= The task =
Print out each entry below exactly, please.

☆ ☆ ☆

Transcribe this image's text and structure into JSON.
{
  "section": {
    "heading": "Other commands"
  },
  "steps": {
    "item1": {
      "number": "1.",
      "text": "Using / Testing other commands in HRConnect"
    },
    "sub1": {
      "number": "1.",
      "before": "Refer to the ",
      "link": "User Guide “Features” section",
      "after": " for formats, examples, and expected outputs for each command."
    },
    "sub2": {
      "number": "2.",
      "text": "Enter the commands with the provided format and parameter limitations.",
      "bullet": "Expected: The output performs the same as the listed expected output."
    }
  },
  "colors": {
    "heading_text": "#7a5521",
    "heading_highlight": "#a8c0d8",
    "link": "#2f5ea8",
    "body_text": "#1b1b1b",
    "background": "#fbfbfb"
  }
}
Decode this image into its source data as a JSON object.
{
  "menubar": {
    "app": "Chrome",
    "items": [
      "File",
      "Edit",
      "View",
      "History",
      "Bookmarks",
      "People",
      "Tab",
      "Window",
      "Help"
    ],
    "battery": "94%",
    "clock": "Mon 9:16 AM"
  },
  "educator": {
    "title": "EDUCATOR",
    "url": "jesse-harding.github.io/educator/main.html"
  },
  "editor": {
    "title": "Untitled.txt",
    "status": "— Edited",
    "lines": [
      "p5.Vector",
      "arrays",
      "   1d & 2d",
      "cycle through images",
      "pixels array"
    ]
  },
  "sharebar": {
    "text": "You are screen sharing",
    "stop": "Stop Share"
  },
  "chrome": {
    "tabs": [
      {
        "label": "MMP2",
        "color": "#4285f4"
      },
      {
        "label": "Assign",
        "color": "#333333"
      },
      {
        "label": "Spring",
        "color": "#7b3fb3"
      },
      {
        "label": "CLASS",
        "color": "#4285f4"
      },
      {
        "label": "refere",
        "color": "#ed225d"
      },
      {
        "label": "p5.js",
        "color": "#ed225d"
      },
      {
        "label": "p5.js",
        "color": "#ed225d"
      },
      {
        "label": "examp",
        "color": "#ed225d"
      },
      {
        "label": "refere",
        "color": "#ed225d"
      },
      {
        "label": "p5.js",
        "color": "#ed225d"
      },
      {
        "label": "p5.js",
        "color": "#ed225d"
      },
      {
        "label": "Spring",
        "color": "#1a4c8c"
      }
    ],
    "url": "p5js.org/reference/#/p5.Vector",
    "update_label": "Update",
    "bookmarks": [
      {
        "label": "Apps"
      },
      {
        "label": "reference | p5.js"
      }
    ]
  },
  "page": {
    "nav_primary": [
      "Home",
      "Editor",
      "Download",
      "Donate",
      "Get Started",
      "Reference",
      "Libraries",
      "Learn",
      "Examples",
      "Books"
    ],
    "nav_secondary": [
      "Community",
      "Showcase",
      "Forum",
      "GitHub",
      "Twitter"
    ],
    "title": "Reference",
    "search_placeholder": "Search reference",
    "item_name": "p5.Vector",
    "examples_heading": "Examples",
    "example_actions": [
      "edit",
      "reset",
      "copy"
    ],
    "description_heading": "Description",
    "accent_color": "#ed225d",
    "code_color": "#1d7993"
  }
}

☆ ☆ ☆

= Exercise result =
Transcribe this image's text and structure into JSON.
{
  "section": {
    "heading": "Other commands"
  },
  "steps": {
    "item1": {
      "number": "1.",
      "text": "Using / Testing other commands in HRConnect"
    },
    "sub1": {
      "number": "1.",
      "before": "Refer to the ",
      "link": "User Guide “Features” section",
      "after": " for formats, examples, and expected outputs for each command."
    },
    "sub2": {
      "number": "2.",
      "text": "Enter the commands with the provided format and parameter limitations.",
      "bullet": "Expected: The output performs the same as the listed expected output."
    }
  },
  "colors": {
    "heading_text": "#7a5521",
    "heading_highlight": "#a8c0d8",
    "link": "#2f5ea8",
    "body_text": "#1b1b1b",
    "background": "#fbfbfb"
  }
}
Decode this image into its source data as a JSON object.
{
  "menubar": {
    "app": "Chrome",
    "items": [
      "File",
      "Edit",
      "View",
      "History",
      "Bookmarks",
      "People",
      "Tab",
      "Window",
      "Help"
    ],
    "battery": "94%",
    "clock": "Mon 9:16 AM"
  },
  "educator": {
    "title": "EDUCATOR",
    "url": "jesse-harding.github.io/educator/main.html"
  },
  "editor": {
    "title": "Untitled.txt",
    "status": "— Edited",
    "lines": [
      "p5.Vector",
      "arrays",
      "   1d & 2d",
      "cycle through images",
      "pixels array"
    ]
  },
  "sharebar": {
    "text": "You are screen sharing",
    "stop": "Stop Share"
  },
  "chrome": {
    "tabs": [
      {
        "label": "MMP2",
        "color": "#4285f4"
      },
      {
        "label": "Assign",
        "color": "#333333"
      },
      {
        "label": "Spring",
        "color": "#7b3fb3"
      },
      {
        "label": "CLASS",
        "color": "#4285f4"
      },
      {
        "label": "refere",
        "color": "#ed225d"
      },
      {
        "label": "p5.js",
        "color": "#ed225d"
      },
      {
        "label": "p5.js",
        "color": "#ed225d"
      },
      {
        "label": "examp",
        "color": "#ed225d"
      },
      {
        "label": "refere",
        "color": "#ed225d"
      },
      {
        "label": "p5.js",
        "color": "#ed225d"
      },
      {
        "label": "p5.js",
        "color": "#ed225d"
      },
      {
        "label": "Spring",
        "color": "#1a4c8c"
      }
    ],
    "url": "p5js.org/reference/#/p5.Vector",
    "update_label": "Update",
    "bookmarks": [
      {
        "label": "Apps"
      },
      {
        "label": "reference | p5.js"
      }
    ]
  },
  "page": {
    "nav_primary": [
      "Home",
      "Editor",
      "Download",
      "Donate",
      "Get Started",
      "Reference",
      "Libraries",
      "Learn",
      "Examples",
      "Books"
    ],
    "nav_secondary": [
      "Community",
      "Showcase",
      "Forum",
      "GitHub",
      "Twitter"
    ],
    "title": "Reference",
    "search_placeholder": "Search reference",
    "item_name": "p5.Vector",
    "examples_heading": "Examples",
    "example_actions": [
      "edit",
      "reset",
      "copy"
    ],
    "description_heading": "Description",
    "accent_color": "#ed225d",
    "code_color": "#1d7993"
  }
}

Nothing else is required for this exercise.